To do: Look through the material below for "cnnic". Copy every line that contains it.
------------------------------------------------------------
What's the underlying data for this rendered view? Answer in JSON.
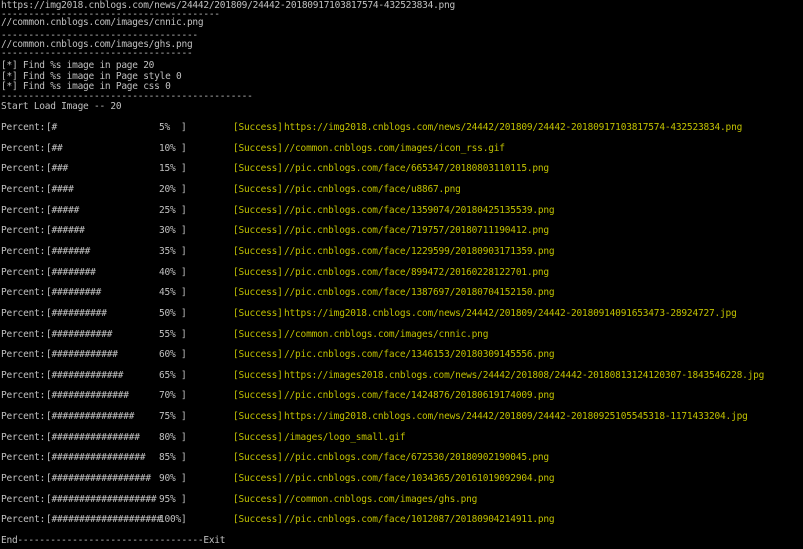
{
  "colors": {
    "background": "#000000",
    "text": "#c0c0c0",
    "success": "#c0c000"
  },
  "header_lines": [
    "https://img2018.cnblogs.com/news/24442/201809/24442-20180917103817574-432523834.png",
    "----------------------------------------",
    "//common.cnblogs.com/images/cnnic.png",
    "------------------------------------",
    "//common.cnblogs.com/images/ghs.png",
    "-----------------------------------",
    "[*] Find %s image in page 20",
    "[*] Find %s image in Page style 0",
    "[*] Find %s image in Page css 0",
    "----------------------------------------------"
  ],
  "start_line": "Start Load Image -- 20",
  "progress": {
    "label": "Percent:",
    "rows": [
      {
        "bar": "[#",
        "pct": "5%",
        "close": "]",
        "status": "[Success]",
        "url": "https://img2018.cnblogs.com/news/24442/201809/24442-20180917103817574-432523834.png"
      },
      {
        "bar": "[##",
        "pct": "10%",
        "close": "]",
        "status": "[Success]",
        "url": "//common.cnblogs.com/images/icon_rss.gif"
      },
      {
        "bar": "[###",
        "pct": "15%",
        "close": "]",
        "status": "[Success]",
        "url": "//pic.cnblogs.com/face/665347/20180803110115.png"
      },
      {
        "bar": "[####",
        "pct": "20%",
        "close": "]",
        "status": "[Success]",
        "url": "//pic.cnblogs.com/face/u8867.png"
      },
      {
        "bar": "[#####",
        "pct": "25%",
        "close": "]",
        "status": "[Success]",
        "url": "//pic.cnblogs.com/face/1359074/20180425135539.png"
      },
      {
        "bar": "[######",
        "pct": "30%",
        "close": "]",
        "status": "[Success]",
        "url": "//pic.cnblogs.com/face/719757/20180711190412.png"
      },
      {
        "bar": "[#######",
        "pct": "35%",
        "close": "]",
        "status": "[Success]",
        "url": "//pic.cnblogs.com/face/1229599/20180903171359.png"
      },
      {
        "bar": "[########",
        "pct": "40%",
        "close": "]",
        "status": "[Success]",
        "url": "//pic.cnblogs.com/face/899472/20160228122701.png"
      },
      {
        "bar": "[#########",
        "pct": "45%",
        "close": "]",
        "status": "[Success]",
        "url": "//pic.cnblogs.com/face/1387697/20180704152150.png"
      },
      {
        "bar": "[##########",
        "pct": "50%",
        "close": "]",
        "status": "[Success]",
        "url": "https://img2018.cnblogs.com/news/24442/201809/24442-20180914091653473-28924727.jpg"
      },
      {
        "bar": "[###########",
        "pct": "55%",
        "close": "]",
        "status": "[Success]",
        "url": "//common.cnblogs.com/images/cnnic.png"
      },
      {
        "bar": "[############",
        "pct": "60%",
        "close": "]",
        "status": "[Success]",
        "url": "//pic.cnblogs.com/face/1346153/20180309145556.png"
      },
      {
        "bar": "[#############",
        "pct": "65%",
        "close": "]",
        "status": "[Success]",
        "url": "https://images2018.cnblogs.com/news/24442/201808/24442-20180813124120307-1843546228.jpg"
      },
      {
        "bar": "[##############",
        "pct": "70%",
        "close": "]",
        "status": "[Success]",
        "url": "//pic.cnblogs.com/face/1424876/20180619174009.png"
      },
      {
        "bar": "[###############",
        "pct": "75%",
        "close": "]",
        "status": "[Success]",
        "url": "https://img2018.cnblogs.com/news/24442/201809/24442-20180925105545318-1171433204.jpg"
      },
      {
        "bar": "[################",
        "pct": "80%",
        "close": "]",
        "status": "[Success]",
        "url": "/images/logo_small.gif"
      },
      {
        "bar": "[#################",
        "pct": "85%",
        "close": "]",
        "status": "[Success]",
        "url": "//pic.cnblogs.com/face/672530/20180902190045.png"
      },
      {
        "bar": "[##################",
        "pct": "90%",
        "close": "]",
        "status": "[Success]",
        "url": "//pic.cnblogs.com/face/1034365/20161019092904.png"
      },
      {
        "bar": "[###################",
        "pct": "95%",
        "close": "]",
        "status": "[Success]",
        "url": "//common.cnblogs.com/images/ghs.png"
      },
      {
        "bar": "[####################",
        "pct": "100%",
        "close": "]",
        "status": "[Success]",
        "url": "//pic.cnblogs.com/face/1012087/20180904214911.png"
      }
    ]
  },
  "end_line": "End----------------------------------Exit"
}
------------------------------------------------------------
Exercise solution:
    "//common.cnblogs.com/images/cnnic.png",
        "url": "//common.cnblogs.com/images/cnnic.png"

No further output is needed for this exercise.